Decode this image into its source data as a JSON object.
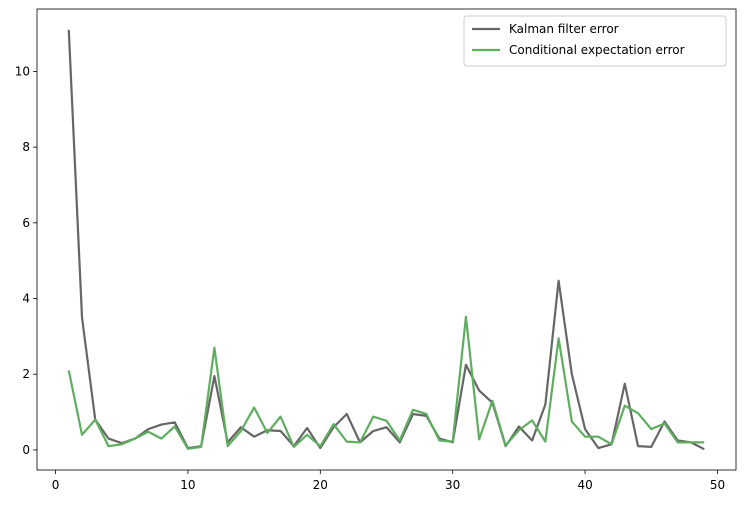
{
  "chart_data": {
    "type": "line",
    "x": [
      1,
      2,
      3,
      4,
      5,
      6,
      7,
      8,
      9,
      10,
      11,
      12,
      13,
      14,
      15,
      16,
      17,
      18,
      19,
      20,
      21,
      22,
      23,
      24,
      25,
      26,
      27,
      28,
      29,
      30,
      31,
      32,
      33,
      34,
      35,
      36,
      37,
      38,
      39,
      40,
      41,
      42,
      43,
      44,
      45,
      46,
      47,
      48,
      49
    ],
    "series": [
      {
        "name": "Kalman filter error",
        "color": "#666666",
        "values": [
          11.1,
          3.5,
          0.8,
          0.3,
          0.18,
          0.3,
          0.55,
          0.67,
          0.73,
          0.05,
          0.1,
          1.95,
          0.2,
          0.6,
          0.35,
          0.52,
          0.5,
          0.1,
          0.58,
          0.05,
          0.6,
          0.95,
          0.2,
          0.5,
          0.6,
          0.2,
          0.95,
          0.9,
          0.3,
          0.2,
          2.25,
          1.57,
          1.25,
          0.1,
          0.62,
          0.25,
          1.2,
          4.47,
          2.0,
          0.55,
          0.05,
          0.15,
          1.75,
          0.1,
          0.08,
          0.75,
          0.25,
          0.2,
          0.02
        ]
      },
      {
        "name": "Conditional expectation error",
        "color": "#5fae5f",
        "values": [
          2.1,
          0.4,
          0.8,
          0.1,
          0.15,
          0.3,
          0.48,
          0.3,
          0.62,
          0.03,
          0.08,
          2.7,
          0.1,
          0.5,
          1.12,
          0.45,
          0.88,
          0.08,
          0.4,
          0.1,
          0.68,
          0.22,
          0.2,
          0.88,
          0.77,
          0.25,
          1.06,
          0.95,
          0.25,
          0.22,
          3.52,
          0.28,
          1.3,
          0.12,
          0.52,
          0.78,
          0.22,
          2.95,
          0.75,
          0.35,
          0.35,
          0.15,
          1.17,
          0.97,
          0.55,
          0.7,
          0.2,
          0.2,
          0.2
        ]
      }
    ],
    "xlim": [
      -1.4,
      51.4
    ],
    "xticks": [
      0,
      10,
      20,
      30,
      40,
      50
    ],
    "ylim": [
      -0.53,
      11.65
    ],
    "yticks": [
      0,
      2,
      4,
      6,
      8,
      10
    ],
    "legend": "upper right"
  }
}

*Directions for this task*
Set the listing down in full and exactly. Pictures within it should not appear in the copy.

*Expected answer*
Decode this image into its source data as a JSON object.
{
  "chart_data": {
    "type": "line",
    "x": [
      1,
      2,
      3,
      4,
      5,
      6,
      7,
      8,
      9,
      10,
      11,
      12,
      13,
      14,
      15,
      16,
      17,
      18,
      19,
      20,
      21,
      22,
      23,
      24,
      25,
      26,
      27,
      28,
      29,
      30,
      31,
      32,
      33,
      34,
      35,
      36,
      37,
      38,
      39,
      40,
      41,
      42,
      43,
      44,
      45,
      46,
      47,
      48,
      49
    ],
    "series": [
      {
        "name": "Kalman filter error",
        "color": "#666666",
        "values": [
          11.1,
          3.5,
          0.8,
          0.3,
          0.18,
          0.3,
          0.55,
          0.67,
          0.73,
          0.05,
          0.1,
          1.95,
          0.2,
          0.6,
          0.35,
          0.52,
          0.5,
          0.1,
          0.58,
          0.05,
          0.6,
          0.95,
          0.2,
          0.5,
          0.6,
          0.2,
          0.95,
          0.9,
          0.3,
          0.2,
          2.25,
          1.57,
          1.25,
          0.1,
          0.62,
          0.25,
          1.2,
          4.47,
          2.0,
          0.55,
          0.05,
          0.15,
          1.75,
          0.1,
          0.08,
          0.75,
          0.25,
          0.2,
          0.02
        ]
      },
      {
        "name": "Conditional expectation error",
        "color": "#5fae5f",
        "values": [
          2.1,
          0.4,
          0.8,
          0.1,
          0.15,
          0.3,
          0.48,
          0.3,
          0.62,
          0.03,
          0.08,
          2.7,
          0.1,
          0.5,
          1.12,
          0.45,
          0.88,
          0.08,
          0.4,
          0.1,
          0.68,
          0.22,
          0.2,
          0.88,
          0.77,
          0.25,
          1.06,
          0.95,
          0.25,
          0.22,
          3.52,
          0.28,
          1.3,
          0.12,
          0.52,
          0.78,
          0.22,
          2.95,
          0.75,
          0.35,
          0.35,
          0.15,
          1.17,
          0.97,
          0.55,
          0.7,
          0.2,
          0.2,
          0.2
        ]
      }
    ],
    "xlim": [
      -1.4,
      51.4
    ],
    "xticks": [
      0,
      10,
      20,
      30,
      40,
      50
    ],
    "ylim": [
      -0.53,
      11.65
    ],
    "yticks": [
      0,
      2,
      4,
      6,
      8,
      10
    ],
    "legend": "upper right"
  }
}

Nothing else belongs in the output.